[YOUR INSTRUCTIONS] Output each line of the material exactly as it stands.

(Stored records)
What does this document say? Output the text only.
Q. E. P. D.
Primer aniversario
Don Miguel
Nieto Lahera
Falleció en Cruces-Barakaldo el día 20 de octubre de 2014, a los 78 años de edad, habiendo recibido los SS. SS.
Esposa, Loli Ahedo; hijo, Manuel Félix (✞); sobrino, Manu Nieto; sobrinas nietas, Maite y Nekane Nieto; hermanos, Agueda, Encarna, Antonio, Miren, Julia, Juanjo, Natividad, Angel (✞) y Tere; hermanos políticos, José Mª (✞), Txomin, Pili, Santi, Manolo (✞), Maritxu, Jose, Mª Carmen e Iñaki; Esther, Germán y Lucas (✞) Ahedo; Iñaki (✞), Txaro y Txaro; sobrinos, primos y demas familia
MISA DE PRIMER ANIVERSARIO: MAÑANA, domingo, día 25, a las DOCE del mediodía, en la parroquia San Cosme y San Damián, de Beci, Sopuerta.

[RESULT]
What does this document say? Output the text only.
Q. E. P. D.
Primer aniversario
Don Miguel
Nieto Lahera
Falleció en Cruces-Barakaldo el día 20 de octubre de 2014, a los 78 años de edad, habiendo recibido los SS. SS.
Esposa, Loli Ahedo; hijo, Manuel Félix (✞); sobrino, Manu Nieto; sobrinas nietas, Maite y Nekane Nieto; hermanos, Agueda, Encarna, Antonio, Miren, Julia, Juanjo, Natividad, Angel (✞) y Tere; hermanos políticos, José Mª (✞), Txomin, Pili, Santi, Manolo (✞), Maritxu, Jose, Mª Carmen e Iñaki; Esther, Germán y Lucas (✞) Ahedo; Iñaki (✞), Txaro y Txaro; sobrinos, primos y demas familia
MISA DE PRIMER ANIVERSARIO: MAÑANA, domingo, día 25, a las DOCE del mediodía, en la parroquia San Cosme y San Damián, de Beci, Sopuerta.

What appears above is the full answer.